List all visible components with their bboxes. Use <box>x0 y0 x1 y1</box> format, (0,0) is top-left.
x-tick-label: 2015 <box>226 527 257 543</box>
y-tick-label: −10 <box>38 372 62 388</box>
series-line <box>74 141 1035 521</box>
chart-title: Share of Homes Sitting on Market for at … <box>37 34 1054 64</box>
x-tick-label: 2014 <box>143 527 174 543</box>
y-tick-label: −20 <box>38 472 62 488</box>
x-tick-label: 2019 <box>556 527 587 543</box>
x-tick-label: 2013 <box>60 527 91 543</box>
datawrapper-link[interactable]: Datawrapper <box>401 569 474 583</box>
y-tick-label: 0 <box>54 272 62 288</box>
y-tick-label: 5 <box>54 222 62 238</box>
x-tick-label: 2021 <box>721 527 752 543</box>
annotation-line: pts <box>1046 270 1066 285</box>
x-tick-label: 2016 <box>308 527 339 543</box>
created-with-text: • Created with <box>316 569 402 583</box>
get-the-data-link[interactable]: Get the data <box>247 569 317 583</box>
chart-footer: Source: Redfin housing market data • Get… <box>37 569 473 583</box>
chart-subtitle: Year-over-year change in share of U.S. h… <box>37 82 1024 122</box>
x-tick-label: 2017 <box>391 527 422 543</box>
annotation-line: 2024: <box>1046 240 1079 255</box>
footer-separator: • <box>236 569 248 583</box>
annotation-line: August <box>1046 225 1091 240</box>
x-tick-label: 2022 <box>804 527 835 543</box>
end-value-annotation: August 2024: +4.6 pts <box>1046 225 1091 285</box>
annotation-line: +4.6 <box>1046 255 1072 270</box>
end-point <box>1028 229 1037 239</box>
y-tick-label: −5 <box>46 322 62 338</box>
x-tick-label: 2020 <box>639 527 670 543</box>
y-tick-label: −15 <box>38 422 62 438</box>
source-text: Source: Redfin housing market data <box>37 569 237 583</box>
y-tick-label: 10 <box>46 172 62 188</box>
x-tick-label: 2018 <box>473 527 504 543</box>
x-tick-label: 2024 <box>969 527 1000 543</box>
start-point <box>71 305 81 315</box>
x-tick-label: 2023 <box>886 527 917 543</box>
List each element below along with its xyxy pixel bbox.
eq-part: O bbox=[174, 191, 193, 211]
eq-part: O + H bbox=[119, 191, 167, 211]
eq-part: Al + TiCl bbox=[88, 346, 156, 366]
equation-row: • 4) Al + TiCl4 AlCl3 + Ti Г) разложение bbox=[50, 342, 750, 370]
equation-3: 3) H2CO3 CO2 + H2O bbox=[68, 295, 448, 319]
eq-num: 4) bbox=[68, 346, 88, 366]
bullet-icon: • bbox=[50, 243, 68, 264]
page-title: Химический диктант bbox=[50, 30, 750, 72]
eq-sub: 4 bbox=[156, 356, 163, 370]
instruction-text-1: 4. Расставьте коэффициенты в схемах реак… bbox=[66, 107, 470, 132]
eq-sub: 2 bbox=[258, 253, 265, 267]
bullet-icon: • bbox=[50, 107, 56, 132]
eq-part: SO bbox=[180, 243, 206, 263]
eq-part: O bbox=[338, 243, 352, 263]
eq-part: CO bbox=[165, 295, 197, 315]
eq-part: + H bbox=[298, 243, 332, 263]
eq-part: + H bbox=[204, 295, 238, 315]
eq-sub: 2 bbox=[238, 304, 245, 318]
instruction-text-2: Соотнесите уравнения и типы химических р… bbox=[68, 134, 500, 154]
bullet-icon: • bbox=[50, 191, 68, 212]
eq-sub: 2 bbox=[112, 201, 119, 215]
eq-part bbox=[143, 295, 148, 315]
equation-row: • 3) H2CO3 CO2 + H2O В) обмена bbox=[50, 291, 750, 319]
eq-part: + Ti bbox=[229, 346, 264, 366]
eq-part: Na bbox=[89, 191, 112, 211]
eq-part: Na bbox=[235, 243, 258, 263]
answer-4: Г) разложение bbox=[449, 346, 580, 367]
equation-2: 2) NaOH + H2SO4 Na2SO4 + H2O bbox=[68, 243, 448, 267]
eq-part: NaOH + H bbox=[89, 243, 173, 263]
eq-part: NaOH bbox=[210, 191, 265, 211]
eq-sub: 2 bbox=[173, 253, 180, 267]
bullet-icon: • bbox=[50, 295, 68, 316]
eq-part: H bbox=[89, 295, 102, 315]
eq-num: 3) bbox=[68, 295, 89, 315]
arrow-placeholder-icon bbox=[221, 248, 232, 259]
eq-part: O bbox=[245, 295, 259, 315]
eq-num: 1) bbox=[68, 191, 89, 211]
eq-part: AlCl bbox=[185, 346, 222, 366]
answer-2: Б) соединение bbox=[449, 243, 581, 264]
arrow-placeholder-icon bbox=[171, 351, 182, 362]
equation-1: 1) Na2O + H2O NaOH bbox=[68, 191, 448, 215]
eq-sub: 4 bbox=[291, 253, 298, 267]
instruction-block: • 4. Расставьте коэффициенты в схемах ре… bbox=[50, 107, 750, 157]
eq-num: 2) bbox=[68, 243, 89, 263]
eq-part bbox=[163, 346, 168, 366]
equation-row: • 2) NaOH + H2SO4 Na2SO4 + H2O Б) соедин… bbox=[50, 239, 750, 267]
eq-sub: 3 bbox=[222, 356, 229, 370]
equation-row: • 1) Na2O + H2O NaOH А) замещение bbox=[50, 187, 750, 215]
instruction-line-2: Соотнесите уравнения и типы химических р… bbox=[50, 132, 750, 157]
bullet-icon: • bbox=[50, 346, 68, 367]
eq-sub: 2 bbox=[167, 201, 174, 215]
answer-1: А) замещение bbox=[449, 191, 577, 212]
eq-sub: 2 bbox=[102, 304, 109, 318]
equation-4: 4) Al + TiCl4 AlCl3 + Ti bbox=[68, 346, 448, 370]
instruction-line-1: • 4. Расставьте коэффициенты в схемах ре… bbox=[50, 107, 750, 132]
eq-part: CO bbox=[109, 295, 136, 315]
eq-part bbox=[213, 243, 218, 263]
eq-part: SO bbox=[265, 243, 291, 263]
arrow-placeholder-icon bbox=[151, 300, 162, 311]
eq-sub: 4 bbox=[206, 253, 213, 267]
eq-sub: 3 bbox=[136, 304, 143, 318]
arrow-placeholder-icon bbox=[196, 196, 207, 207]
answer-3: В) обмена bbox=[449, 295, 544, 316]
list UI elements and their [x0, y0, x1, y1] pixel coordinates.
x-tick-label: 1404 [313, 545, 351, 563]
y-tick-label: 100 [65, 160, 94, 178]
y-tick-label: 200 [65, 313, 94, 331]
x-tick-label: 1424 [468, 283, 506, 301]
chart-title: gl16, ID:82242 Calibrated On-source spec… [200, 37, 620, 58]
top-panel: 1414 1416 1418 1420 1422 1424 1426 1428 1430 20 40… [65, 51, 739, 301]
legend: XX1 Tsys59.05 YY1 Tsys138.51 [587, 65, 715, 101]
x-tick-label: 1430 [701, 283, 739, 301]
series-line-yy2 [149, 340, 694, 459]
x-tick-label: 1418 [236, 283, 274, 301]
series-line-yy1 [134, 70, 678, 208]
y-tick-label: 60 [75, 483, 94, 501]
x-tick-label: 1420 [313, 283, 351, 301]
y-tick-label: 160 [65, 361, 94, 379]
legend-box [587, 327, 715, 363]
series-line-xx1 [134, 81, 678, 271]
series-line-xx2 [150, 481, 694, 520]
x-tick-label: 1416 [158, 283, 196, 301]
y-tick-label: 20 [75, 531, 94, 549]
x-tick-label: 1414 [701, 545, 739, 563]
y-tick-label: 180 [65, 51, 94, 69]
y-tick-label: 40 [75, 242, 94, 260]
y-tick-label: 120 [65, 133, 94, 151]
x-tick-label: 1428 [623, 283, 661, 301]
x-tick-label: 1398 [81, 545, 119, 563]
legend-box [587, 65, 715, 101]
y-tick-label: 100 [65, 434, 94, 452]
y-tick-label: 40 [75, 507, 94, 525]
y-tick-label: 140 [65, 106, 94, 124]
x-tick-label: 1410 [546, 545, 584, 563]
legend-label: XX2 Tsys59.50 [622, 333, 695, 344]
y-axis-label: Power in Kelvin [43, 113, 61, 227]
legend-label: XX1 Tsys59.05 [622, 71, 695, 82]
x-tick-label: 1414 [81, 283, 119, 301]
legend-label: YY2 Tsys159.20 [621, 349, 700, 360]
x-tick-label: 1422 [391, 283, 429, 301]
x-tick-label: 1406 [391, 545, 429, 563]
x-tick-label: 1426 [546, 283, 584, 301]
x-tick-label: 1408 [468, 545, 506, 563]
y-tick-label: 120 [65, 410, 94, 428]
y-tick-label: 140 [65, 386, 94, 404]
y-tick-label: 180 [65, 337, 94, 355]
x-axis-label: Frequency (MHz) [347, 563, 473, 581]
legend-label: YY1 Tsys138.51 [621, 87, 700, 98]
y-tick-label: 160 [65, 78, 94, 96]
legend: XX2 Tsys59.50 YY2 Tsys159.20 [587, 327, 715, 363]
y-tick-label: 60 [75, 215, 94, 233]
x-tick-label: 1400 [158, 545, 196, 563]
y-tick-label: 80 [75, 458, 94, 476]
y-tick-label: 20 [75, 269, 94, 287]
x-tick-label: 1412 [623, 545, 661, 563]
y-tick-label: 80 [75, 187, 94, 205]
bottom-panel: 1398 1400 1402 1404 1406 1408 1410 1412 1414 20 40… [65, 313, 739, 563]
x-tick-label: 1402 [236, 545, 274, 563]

########

#### THE EXERCISE:
Copy out the items word for word, starting with the first line and stopping after the line that contains "series-line <box>74 141 1035 521</box>", including that line.

#### EXERCISE OUTPUT:
List all visible components with their bboxes. Use <box>x0 y0 x1 y1</box> format, (0,0) is top-left.
x-tick-label: 2015 <box>226 527 257 543</box>
y-tick-label: −10 <box>38 372 62 388</box>
series-line <box>74 141 1035 521</box>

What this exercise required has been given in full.